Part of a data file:
<<<<
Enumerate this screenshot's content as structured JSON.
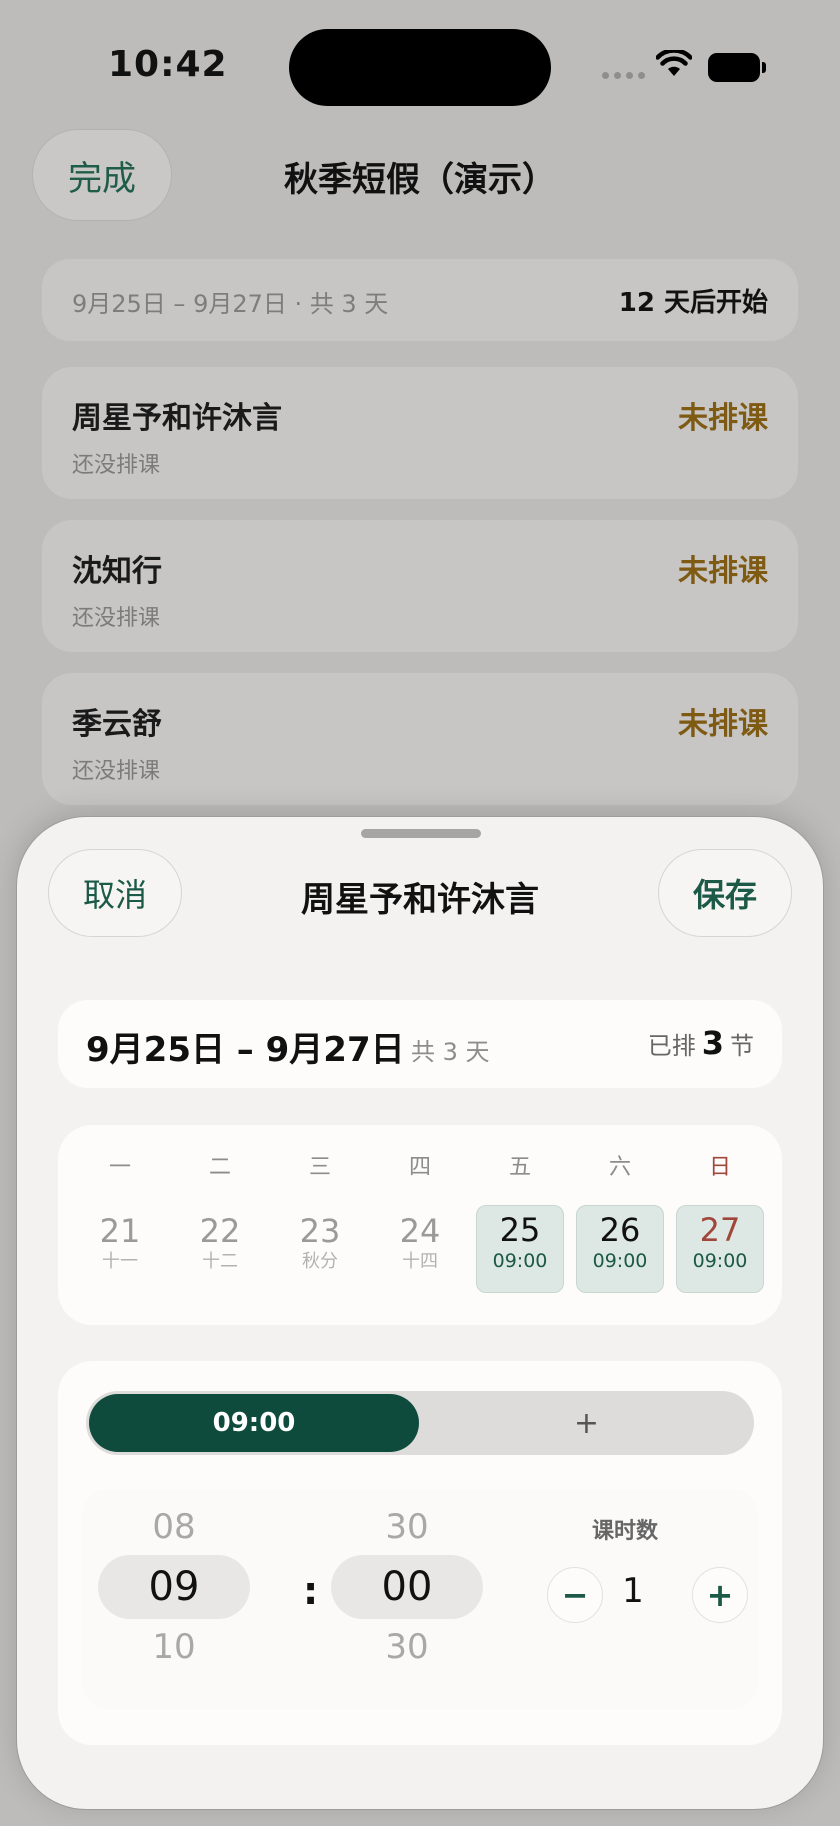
{
  "status_bar": {
    "time": "10:42"
  },
  "nav": {
    "done_label": "完成",
    "title": "秋季短假（演示）"
  },
  "summary": {
    "range": "9月25日 – 9月27日 · 共 3 天",
    "countdown": "12 天后开始"
  },
  "students": [
    {
      "name": "周星予和许沐言",
      "note": "还没排课",
      "state": "未排课"
    },
    {
      "name": "沈知行",
      "note": "还没排课",
      "state": "未排课"
    },
    {
      "name": "季云舒",
      "note": "还没排课",
      "state": "未排课"
    }
  ],
  "sheet": {
    "cancel_label": "取消",
    "title": "周星予和许沐言",
    "save_label": "保存",
    "range": {
      "dates": "9月25日 – 9月27日",
      "days": "共 3 天",
      "scheduled_prefix": "已排",
      "scheduled_count": "3",
      "scheduled_suffix": "节"
    },
    "calendar": {
      "weekdays": [
        "一",
        "二",
        "三",
        "四",
        "五",
        "六",
        "日"
      ],
      "days": [
        {
          "num": "21",
          "label": "十一",
          "selected": false
        },
        {
          "num": "22",
          "label": "十二",
          "selected": false
        },
        {
          "num": "23",
          "label": "秋分",
          "selected": false
        },
        {
          "num": "24",
          "label": "十四",
          "selected": false
        },
        {
          "num": "25",
          "label": "09:00",
          "selected": true
        },
        {
          "num": "26",
          "label": "09:00",
          "selected": true
        },
        {
          "num": "27",
          "label": "09:00",
          "selected": true
        }
      ]
    },
    "slots": {
      "active": "09:00",
      "add": "+"
    },
    "picker": {
      "hour": {
        "prev": "08",
        "current": "09",
        "next": "10"
      },
      "minute": {
        "prev": "30",
        "current": "00",
        "next": "30"
      },
      "separator": ":",
      "lessons_label": "课时数",
      "minus": "−",
      "count": "1",
      "plus": "+"
    }
  },
  "colors": {
    "accent": "#0f4b3d",
    "unscheduled": "#7e5a13",
    "sunday": "#a1463a"
  }
}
>>>>
Give all the entries again exactly, dropping each picture.

Solution for this task:
Enumerate this screenshot's content as structured JSON.
{
  "status_bar": {
    "time": "10:42"
  },
  "nav": {
    "done_label": "完成",
    "title": "秋季短假（演示）"
  },
  "summary": {
    "range": "9月25日 – 9月27日 · 共 3 天",
    "countdown": "12 天后开始"
  },
  "students": [
    {
      "name": "周星予和许沐言",
      "note": "还没排课",
      "state": "未排课"
    },
    {
      "name": "沈知行",
      "note": "还没排课",
      "state": "未排课"
    },
    {
      "name": "季云舒",
      "note": "还没排课",
      "state": "未排课"
    }
  ],
  "sheet": {
    "cancel_label": "取消",
    "title": "周星予和许沐言",
    "save_label": "保存",
    "range": {
      "dates": "9月25日 – 9月27日",
      "days": "共 3 天",
      "scheduled_prefix": "已排",
      "scheduled_count": "3",
      "scheduled_suffix": "节"
    },
    "calendar": {
      "weekdays": [
        "一",
        "二",
        "三",
        "四",
        "五",
        "六",
        "日"
      ],
      "days": [
        {
          "num": "21",
          "label": "十一",
          "selected": false
        },
        {
          "num": "22",
          "label": "十二",
          "selected": false
        },
        {
          "num": "23",
          "label": "秋分",
          "selected": false
        },
        {
          "num": "24",
          "label": "十四",
          "selected": false
        },
        {
          "num": "25",
          "label": "09:00",
          "selected": true
        },
        {
          "num": "26",
          "label": "09:00",
          "selected": true
        },
        {
          "num": "27",
          "label": "09:00",
          "selected": true
        }
      ]
    },
    "slots": {
      "active": "09:00",
      "add": "+"
    },
    "picker": {
      "hour": {
        "prev": "08",
        "current": "09",
        "next": "10"
      },
      "minute": {
        "prev": "30",
        "current": "00",
        "next": "30"
      },
      "separator": ":",
      "lessons_label": "课时数",
      "minus": "−",
      "count": "1",
      "plus": "+"
    }
  },
  "colors": {
    "accent": "#0f4b3d",
    "unscheduled": "#7e5a13",
    "sunday": "#a1463a"
  }
}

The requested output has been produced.